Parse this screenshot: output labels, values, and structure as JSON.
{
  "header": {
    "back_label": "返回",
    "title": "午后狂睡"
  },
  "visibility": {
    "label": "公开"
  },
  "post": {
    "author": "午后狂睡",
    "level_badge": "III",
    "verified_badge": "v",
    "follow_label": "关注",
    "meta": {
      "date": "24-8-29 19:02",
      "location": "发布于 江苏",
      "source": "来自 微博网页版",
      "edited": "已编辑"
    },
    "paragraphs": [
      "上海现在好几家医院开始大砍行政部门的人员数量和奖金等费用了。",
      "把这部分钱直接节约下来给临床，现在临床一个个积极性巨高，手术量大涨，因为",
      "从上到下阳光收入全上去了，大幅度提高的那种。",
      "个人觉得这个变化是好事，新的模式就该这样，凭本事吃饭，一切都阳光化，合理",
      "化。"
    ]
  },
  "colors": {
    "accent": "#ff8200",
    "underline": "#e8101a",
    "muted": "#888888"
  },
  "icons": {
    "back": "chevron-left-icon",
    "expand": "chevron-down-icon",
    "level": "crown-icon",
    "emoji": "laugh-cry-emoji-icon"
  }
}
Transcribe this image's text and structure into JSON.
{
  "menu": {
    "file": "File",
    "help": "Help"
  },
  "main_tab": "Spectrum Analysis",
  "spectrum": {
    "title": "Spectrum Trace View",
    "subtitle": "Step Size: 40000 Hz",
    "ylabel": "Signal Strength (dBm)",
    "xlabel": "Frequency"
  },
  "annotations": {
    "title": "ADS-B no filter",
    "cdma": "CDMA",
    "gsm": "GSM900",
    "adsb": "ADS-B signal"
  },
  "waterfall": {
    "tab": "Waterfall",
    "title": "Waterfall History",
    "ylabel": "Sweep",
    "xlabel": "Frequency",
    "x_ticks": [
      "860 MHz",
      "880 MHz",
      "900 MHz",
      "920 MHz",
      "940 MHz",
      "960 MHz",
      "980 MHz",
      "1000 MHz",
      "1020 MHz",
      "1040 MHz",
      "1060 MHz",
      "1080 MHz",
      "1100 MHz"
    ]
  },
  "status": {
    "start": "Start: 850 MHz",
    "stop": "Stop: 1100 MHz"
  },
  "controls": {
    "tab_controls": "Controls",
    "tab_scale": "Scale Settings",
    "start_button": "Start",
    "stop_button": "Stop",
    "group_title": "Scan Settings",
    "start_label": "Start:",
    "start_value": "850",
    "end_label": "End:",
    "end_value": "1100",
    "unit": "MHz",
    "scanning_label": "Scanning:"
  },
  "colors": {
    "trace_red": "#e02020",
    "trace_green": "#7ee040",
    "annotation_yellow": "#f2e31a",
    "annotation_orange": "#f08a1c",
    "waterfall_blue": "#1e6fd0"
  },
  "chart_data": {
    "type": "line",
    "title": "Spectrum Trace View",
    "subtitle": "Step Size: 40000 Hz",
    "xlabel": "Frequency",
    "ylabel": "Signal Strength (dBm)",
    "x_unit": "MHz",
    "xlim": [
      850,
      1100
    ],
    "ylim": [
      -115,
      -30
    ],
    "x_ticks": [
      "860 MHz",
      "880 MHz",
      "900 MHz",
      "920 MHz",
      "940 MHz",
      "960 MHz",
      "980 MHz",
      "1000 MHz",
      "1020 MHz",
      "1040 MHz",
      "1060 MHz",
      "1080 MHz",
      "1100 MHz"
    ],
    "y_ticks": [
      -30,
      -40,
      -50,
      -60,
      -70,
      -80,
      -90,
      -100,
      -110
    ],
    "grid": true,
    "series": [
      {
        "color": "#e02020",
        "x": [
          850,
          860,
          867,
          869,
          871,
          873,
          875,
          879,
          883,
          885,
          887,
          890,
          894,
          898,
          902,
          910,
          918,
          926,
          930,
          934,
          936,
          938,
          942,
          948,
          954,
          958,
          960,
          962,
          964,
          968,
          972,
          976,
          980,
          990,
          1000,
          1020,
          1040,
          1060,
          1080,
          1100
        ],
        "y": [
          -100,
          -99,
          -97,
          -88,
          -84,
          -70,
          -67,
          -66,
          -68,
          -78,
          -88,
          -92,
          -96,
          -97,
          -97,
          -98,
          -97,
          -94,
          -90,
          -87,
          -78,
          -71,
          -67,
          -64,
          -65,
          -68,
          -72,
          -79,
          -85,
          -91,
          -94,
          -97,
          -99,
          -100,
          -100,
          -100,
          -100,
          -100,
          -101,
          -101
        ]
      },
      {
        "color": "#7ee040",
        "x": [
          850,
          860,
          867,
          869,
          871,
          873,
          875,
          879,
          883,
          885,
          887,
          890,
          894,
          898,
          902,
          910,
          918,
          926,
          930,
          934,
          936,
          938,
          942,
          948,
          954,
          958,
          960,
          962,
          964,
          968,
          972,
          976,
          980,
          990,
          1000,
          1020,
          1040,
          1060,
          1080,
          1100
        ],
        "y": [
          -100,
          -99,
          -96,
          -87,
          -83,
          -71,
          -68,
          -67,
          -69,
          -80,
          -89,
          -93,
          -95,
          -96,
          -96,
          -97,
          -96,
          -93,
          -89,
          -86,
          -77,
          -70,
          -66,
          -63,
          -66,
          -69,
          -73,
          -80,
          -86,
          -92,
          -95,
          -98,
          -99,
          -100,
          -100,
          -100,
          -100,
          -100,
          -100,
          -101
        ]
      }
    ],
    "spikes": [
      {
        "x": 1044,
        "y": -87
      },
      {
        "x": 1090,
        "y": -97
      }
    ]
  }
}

§ **TASK DESCRIPTION**:
Above are some records. Print them all exactly.

§ **RESULT OF THE TASK**:
Parse this screenshot: output labels, values, and structure as JSON.
{
  "header": {
    "back_label": "返回",
    "title": "午后狂睡"
  },
  "visibility": {
    "label": "公开"
  },
  "post": {
    "author": "午后狂睡",
    "level_badge": "III",
    "verified_badge": "v",
    "follow_label": "关注",
    "meta": {
      "date": "24-8-29 19:02",
      "location": "发布于 江苏",
      "source": "来自 微博网页版",
      "edited": "已编辑"
    },
    "paragraphs": [
      "上海现在好几家医院开始大砍行政部门的人员数量和奖金等费用了。",
      "把这部分钱直接节约下来给临床，现在临床一个个积极性巨高，手术量大涨，因为",
      "从上到下阳光收入全上去了，大幅度提高的那种。",
      "个人觉得这个变化是好事，新的模式就该这样，凭本事吃饭，一切都阳光化，合理",
      "化。"
    ]
  },
  "colors": {
    "accent": "#ff8200",
    "underline": "#e8101a",
    "muted": "#888888"
  },
  "icons": {
    "back": "chevron-left-icon",
    "expand": "chevron-down-icon",
    "level": "crown-icon",
    "emoji": "laugh-cry-emoji-icon"
  }
}
Transcribe this image's text and structure into JSON.
{
  "menu": {
    "file": "File",
    "help": "Help"
  },
  "main_tab": "Spectrum Analysis",
  "spectrum": {
    "title": "Spectrum Trace View",
    "subtitle": "Step Size: 40000 Hz",
    "ylabel": "Signal Strength (dBm)",
    "xlabel": "Frequency"
  },
  "annotations": {
    "title": "ADS-B no filter",
    "cdma": "CDMA",
    "gsm": "GSM900",
    "adsb": "ADS-B signal"
  },
  "waterfall": {
    "tab": "Waterfall",
    "title": "Waterfall History",
    "ylabel": "Sweep",
    "xlabel": "Frequency",
    "x_ticks": [
      "860 MHz",
      "880 MHz",
      "900 MHz",
      "920 MHz",
      "940 MHz",
      "960 MHz",
      "980 MHz",
      "1000 MHz",
      "1020 MHz",
      "1040 MHz",
      "1060 MHz",
      "1080 MHz",
      "1100 MHz"
    ]
  },
  "status": {
    "start": "Start: 850 MHz",
    "stop": "Stop: 1100 MHz"
  },
  "controls": {
    "tab_controls": "Controls",
    "tab_scale": "Scale Settings",
    "start_button": "Start",
    "stop_button": "Stop",
    "group_title": "Scan Settings",
    "start_label": "Start:",
    "start_value": "850",
    "end_label": "End:",
    "end_value": "1100",
    "unit": "MHz",
    "scanning_label": "Scanning:"
  },
  "colors": {
    "trace_red": "#e02020",
    "trace_green": "#7ee040",
    "annotation_yellow": "#f2e31a",
    "annotation_orange": "#f08a1c",
    "waterfall_blue": "#1e6fd0"
  },
  "chart_data": {
    "type": "line",
    "title": "Spectrum Trace View",
    "subtitle": "Step Size: 40000 Hz",
    "xlabel": "Frequency",
    "ylabel": "Signal Strength (dBm)",
    "x_unit": "MHz",
    "xlim": [
      850,
      1100
    ],
    "ylim": [
      -115,
      -30
    ],
    "x_ticks": [
      "860 MHz",
      "880 MHz",
      "900 MHz",
      "920 MHz",
      "940 MHz",
      "960 MHz",
      "980 MHz",
      "1000 MHz",
      "1020 MHz",
      "1040 MHz",
      "1060 MHz",
      "1080 MHz",
      "1100 MHz"
    ],
    "y_ticks": [
      -30,
      -40,
      -50,
      -60,
      -70,
      -80,
      -90,
      -100,
      -110
    ],
    "grid": true,
    "series": [
      {
        "color": "#e02020",
        "x": [
          850,
          860,
          867,
          869,
          871,
          873,
          875,
          879,
          883,
          885,
          887,
          890,
          894,
          898,
          902,
          910,
          918,
          926,
          930,
          934,
          936,
          938,
          942,
          948,
          954,
          958,
          960,
          962,
          964,
          968,
          972,
          976,
          980,
          990,
          1000,
          1020,
          1040,
          1060,
          1080,
          1100
        ],
        "y": [
          -100,
          -99,
          -97,
          -88,
          -84,
          -70,
          -67,
          -66,
          -68,
          -78,
          -88,
          -92,
          -96,
          -97,
          -97,
          -98,
          -97,
          -94,
          -90,
          -87,
          -78,
          -71,
          -67,
          -64,
          -65,
          -68,
          -72,
          -79,
          -85,
          -91,
          -94,
          -97,
          -99,
          -100,
          -100,
          -100,
          -100,
          -100,
          -101,
          -101
        ]
      },
      {
        "color": "#7ee040",
        "x": [
          850,
          860,
          867,
          869,
          871,
          873,
          875,
          879,
          883,
          885,
          887,
          890,
          894,
          898,
          902,
          910,
          918,
          926,
          930,
          934,
          936,
          938,
          942,
          948,
          954,
          958,
          960,
          962,
          964,
          968,
          972,
          976,
          980,
          990,
          1000,
          1020,
          1040,
          1060,
          1080,
          1100
        ],
        "y": [
          -100,
          -99,
          -96,
          -87,
          -83,
          -71,
          -68,
          -67,
          -69,
          -80,
          -89,
          -93,
          -95,
          -96,
          -96,
          -97,
          -96,
          -93,
          -89,
          -86,
          -77,
          -70,
          -66,
          -63,
          -66,
          -69,
          -73,
          -80,
          -86,
          -92,
          -95,
          -98,
          -99,
          -100,
          -100,
          -100,
          -100,
          -100,
          -100,
          -101
        ]
      }
    ],
    "spikes": [
      {
        "x": 1044,
        "y": -87
      },
      {
        "x": 1090,
        "y": -97
      }
    ]
  }
}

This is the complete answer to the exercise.